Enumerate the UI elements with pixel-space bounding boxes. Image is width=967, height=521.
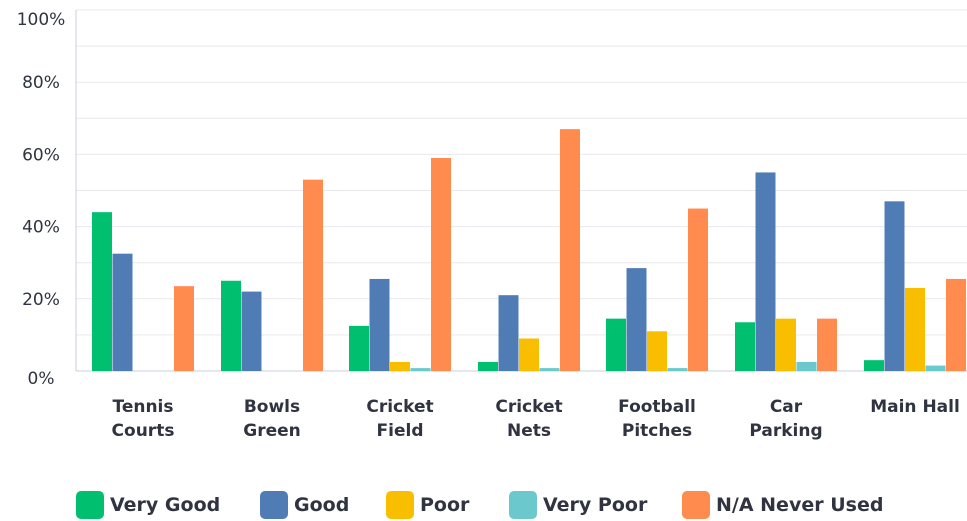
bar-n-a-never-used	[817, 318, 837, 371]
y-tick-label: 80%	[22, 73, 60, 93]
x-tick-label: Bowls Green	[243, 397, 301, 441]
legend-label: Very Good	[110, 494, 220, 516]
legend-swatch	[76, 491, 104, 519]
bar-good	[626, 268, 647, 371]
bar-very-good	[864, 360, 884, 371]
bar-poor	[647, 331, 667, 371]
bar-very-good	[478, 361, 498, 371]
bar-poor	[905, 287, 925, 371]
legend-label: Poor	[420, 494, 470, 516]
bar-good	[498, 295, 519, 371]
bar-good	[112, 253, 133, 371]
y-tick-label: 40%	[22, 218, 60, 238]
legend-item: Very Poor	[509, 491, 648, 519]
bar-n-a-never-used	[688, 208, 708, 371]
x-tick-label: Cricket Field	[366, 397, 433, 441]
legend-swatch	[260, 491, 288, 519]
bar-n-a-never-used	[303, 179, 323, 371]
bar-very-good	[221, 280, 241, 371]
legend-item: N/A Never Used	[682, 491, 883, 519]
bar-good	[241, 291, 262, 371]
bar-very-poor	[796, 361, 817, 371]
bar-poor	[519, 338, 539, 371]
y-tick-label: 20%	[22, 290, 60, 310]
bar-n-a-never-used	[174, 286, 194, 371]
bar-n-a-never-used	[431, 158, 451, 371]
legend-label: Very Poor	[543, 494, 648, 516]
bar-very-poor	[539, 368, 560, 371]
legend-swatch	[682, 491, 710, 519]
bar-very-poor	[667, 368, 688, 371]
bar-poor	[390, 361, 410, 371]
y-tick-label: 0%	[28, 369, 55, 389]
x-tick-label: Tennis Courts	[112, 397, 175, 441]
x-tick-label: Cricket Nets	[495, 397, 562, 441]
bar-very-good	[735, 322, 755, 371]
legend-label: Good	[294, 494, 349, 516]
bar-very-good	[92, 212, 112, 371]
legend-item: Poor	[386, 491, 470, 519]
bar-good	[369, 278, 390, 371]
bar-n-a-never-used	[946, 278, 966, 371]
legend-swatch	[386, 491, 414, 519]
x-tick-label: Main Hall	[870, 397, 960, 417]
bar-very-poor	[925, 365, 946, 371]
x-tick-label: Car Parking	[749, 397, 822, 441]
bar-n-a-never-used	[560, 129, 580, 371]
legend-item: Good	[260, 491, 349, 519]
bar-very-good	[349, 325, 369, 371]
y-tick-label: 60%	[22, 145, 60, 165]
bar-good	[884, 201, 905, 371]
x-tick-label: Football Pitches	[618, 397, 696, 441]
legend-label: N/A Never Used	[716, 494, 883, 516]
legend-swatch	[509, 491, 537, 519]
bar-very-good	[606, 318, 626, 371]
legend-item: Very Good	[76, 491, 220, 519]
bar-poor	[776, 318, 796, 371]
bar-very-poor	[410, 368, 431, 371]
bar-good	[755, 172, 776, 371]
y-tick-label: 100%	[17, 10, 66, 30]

* INSTRUCTION:
Reproduce all of the lines above, substituting "Car Park" for every occurrence of "Car Parking" and leaving everything else unchanged. Omit the picture from your answer.

* TASK RESPONSE:
Enumerate the UI elements with pixel-space bounding boxes. Image is width=967, height=521.
bar-n-a-never-used	[817, 318, 837, 371]
y-tick-label: 80%	[22, 73, 60, 93]
x-tick-label: Bowls Green	[243, 397, 301, 441]
legend-label: Very Good	[110, 494, 220, 516]
legend-swatch	[76, 491, 104, 519]
bar-good	[626, 268, 647, 371]
bar-very-good	[864, 360, 884, 371]
bar-poor	[647, 331, 667, 371]
bar-very-good	[478, 361, 498, 371]
bar-poor	[905, 287, 925, 371]
legend-label: Poor	[420, 494, 470, 516]
bar-good	[498, 295, 519, 371]
bar-good	[112, 253, 133, 371]
y-tick-label: 40%	[22, 218, 60, 238]
legend-item: Very Poor	[509, 491, 648, 519]
bar-n-a-never-used	[688, 208, 708, 371]
x-tick-label: Cricket Field	[366, 397, 433, 441]
legend-swatch	[260, 491, 288, 519]
bar-n-a-never-used	[303, 179, 323, 371]
bar-very-good	[221, 280, 241, 371]
legend-item: N/A Never Used	[682, 491, 883, 519]
bar-good	[241, 291, 262, 371]
bar-very-poor	[796, 361, 817, 371]
bar-poor	[519, 338, 539, 371]
y-tick-label: 20%	[22, 290, 60, 310]
bar-n-a-never-used	[174, 286, 194, 371]
bar-n-a-never-used	[431, 158, 451, 371]
legend-label: Very Poor	[543, 494, 648, 516]
bar-very-poor	[539, 368, 560, 371]
legend-swatch	[682, 491, 710, 519]
bar-very-poor	[667, 368, 688, 371]
bar-poor	[390, 361, 410, 371]
y-tick-label: 0%	[28, 369, 55, 389]
x-tick-label: Tennis Courts	[112, 397, 175, 441]
x-tick-label: Cricket Nets	[495, 397, 562, 441]
bar-very-good	[735, 322, 755, 371]
legend-label: Good	[294, 494, 349, 516]
bar-very-good	[92, 212, 112, 371]
legend-item: Poor	[386, 491, 470, 519]
bar-good	[369, 278, 390, 371]
bar-n-a-never-used	[946, 278, 966, 371]
legend-swatch	[386, 491, 414, 519]
x-tick-label: Main Hall	[870, 397, 960, 417]
bar-very-poor	[925, 365, 946, 371]
x-tick-label: Car Park	[749, 397, 822, 441]
bar-n-a-never-used	[560, 129, 580, 371]
legend-item: Good	[260, 491, 349, 519]
bar-very-good	[349, 325, 369, 371]
y-tick-label: 60%	[22, 145, 60, 165]
bar-good	[884, 201, 905, 371]
x-tick-label: Football Pitches	[618, 397, 696, 441]
legend-label: N/A Never Used	[716, 494, 883, 516]
legend-swatch	[509, 491, 537, 519]
bar-very-good	[606, 318, 626, 371]
legend-item: Very Good	[76, 491, 220, 519]
bar-poor	[776, 318, 796, 371]
bar-very-poor	[410, 368, 431, 371]
bar-good	[755, 172, 776, 371]
y-tick-label: 100%	[17, 10, 66, 30]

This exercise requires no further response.